Data entries
----------------------------------------
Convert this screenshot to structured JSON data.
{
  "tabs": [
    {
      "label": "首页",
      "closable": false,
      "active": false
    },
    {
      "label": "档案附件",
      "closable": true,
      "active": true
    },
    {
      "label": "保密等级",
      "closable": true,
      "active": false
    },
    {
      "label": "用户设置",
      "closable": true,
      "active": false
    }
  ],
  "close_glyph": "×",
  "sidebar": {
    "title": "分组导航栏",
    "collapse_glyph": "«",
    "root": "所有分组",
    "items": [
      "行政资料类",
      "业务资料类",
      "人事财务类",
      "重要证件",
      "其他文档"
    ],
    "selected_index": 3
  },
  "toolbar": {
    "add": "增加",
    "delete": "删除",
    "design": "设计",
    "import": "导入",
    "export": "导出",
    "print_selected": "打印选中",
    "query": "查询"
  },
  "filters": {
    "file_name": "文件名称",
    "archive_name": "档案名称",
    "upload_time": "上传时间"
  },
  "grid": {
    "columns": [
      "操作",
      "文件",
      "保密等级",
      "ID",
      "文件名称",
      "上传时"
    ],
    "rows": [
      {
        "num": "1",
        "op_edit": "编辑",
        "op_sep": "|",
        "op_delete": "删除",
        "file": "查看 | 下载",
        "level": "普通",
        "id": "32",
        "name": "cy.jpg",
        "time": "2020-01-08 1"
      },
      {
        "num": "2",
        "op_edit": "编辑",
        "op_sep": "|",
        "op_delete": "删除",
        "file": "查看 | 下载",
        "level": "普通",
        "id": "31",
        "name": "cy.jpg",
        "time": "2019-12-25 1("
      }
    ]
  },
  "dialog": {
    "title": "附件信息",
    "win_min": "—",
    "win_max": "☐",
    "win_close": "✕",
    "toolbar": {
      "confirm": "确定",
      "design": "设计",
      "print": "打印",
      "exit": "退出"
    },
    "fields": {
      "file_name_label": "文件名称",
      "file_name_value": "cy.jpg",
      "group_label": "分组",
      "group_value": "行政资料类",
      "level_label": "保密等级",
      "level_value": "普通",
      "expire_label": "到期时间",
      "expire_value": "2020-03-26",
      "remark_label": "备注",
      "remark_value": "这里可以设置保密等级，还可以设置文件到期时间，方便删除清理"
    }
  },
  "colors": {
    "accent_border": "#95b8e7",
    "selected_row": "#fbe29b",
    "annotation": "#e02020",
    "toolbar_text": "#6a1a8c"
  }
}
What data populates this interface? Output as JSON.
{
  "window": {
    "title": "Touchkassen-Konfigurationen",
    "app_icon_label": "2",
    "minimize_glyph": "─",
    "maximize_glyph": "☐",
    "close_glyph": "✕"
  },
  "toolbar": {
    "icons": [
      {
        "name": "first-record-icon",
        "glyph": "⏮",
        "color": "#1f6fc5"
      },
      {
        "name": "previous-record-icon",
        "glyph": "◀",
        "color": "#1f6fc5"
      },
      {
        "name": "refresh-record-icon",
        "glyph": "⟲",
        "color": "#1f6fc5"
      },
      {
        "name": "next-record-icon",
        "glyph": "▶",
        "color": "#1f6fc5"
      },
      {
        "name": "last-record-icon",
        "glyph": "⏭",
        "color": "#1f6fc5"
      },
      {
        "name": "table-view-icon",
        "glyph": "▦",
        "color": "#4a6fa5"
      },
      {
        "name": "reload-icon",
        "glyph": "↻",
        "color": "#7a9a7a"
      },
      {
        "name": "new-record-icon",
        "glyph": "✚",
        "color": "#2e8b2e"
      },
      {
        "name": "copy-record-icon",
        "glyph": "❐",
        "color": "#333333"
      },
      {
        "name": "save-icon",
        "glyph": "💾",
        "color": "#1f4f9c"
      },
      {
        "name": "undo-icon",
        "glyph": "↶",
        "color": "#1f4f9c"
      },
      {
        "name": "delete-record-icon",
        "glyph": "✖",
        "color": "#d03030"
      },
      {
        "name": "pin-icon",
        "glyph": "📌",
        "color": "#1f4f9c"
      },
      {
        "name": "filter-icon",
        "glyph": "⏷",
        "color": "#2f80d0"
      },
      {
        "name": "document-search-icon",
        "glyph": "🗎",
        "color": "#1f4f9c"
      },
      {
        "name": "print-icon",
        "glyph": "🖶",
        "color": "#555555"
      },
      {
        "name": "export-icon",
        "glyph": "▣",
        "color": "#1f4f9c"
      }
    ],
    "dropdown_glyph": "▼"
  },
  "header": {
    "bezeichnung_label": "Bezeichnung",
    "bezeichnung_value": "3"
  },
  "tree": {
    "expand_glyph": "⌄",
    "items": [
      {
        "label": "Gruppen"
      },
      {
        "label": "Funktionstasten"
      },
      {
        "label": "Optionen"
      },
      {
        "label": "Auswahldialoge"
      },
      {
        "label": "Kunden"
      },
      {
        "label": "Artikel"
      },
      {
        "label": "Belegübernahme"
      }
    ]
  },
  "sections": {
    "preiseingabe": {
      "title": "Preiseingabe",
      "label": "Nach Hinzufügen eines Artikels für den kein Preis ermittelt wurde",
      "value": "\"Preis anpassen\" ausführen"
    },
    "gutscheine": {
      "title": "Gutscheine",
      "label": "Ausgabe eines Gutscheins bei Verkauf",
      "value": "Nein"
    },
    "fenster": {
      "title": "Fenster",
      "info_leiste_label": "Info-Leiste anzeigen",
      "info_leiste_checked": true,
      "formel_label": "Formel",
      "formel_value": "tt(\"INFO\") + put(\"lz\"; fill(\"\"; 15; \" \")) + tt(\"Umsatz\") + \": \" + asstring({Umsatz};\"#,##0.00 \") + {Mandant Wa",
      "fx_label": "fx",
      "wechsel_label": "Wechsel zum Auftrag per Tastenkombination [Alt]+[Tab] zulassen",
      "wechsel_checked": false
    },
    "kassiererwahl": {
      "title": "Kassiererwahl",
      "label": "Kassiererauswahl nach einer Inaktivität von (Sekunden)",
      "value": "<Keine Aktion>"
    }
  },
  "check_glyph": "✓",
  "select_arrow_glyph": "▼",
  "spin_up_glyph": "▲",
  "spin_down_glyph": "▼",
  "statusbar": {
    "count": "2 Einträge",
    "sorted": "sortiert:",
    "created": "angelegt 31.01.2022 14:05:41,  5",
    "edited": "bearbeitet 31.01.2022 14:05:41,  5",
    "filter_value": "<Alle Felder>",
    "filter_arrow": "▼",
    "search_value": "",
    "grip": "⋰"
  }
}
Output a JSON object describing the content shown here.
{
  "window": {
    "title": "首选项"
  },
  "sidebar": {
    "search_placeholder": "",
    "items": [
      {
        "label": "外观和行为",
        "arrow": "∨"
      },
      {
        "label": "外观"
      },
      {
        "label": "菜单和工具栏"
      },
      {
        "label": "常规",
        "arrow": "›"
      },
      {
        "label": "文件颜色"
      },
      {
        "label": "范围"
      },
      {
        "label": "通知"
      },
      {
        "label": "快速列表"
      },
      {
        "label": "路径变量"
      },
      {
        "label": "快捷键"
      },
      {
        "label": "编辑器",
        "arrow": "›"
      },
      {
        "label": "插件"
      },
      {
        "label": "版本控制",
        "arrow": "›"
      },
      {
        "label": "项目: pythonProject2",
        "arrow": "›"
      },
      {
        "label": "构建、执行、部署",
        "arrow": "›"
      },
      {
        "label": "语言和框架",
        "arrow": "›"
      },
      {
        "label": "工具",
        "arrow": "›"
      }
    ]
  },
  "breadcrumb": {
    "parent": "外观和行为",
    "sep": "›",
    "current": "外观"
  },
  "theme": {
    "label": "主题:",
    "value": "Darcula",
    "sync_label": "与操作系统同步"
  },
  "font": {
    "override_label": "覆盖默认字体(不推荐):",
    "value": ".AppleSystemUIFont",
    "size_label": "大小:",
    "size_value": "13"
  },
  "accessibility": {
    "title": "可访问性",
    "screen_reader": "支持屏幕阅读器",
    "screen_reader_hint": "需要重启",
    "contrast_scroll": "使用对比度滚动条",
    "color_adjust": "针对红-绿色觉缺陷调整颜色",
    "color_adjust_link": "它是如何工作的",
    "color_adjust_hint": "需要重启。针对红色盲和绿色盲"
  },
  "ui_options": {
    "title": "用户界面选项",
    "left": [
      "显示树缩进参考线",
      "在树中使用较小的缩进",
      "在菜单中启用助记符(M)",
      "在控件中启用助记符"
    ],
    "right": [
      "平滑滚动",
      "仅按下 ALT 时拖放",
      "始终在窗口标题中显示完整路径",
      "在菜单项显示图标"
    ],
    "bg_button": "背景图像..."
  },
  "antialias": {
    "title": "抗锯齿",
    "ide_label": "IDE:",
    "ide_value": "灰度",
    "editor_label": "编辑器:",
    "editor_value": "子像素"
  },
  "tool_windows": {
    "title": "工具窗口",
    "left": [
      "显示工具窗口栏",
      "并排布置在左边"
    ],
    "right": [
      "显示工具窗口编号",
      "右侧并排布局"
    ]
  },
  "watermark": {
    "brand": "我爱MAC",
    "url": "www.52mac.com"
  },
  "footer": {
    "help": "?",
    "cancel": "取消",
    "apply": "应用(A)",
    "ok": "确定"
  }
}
----------------------------------------
What you will do
Look through the data and show every line containing "Output".

Written solution
What data populates this interface? Output as JSON.
Output a JSON object describing the content shown here.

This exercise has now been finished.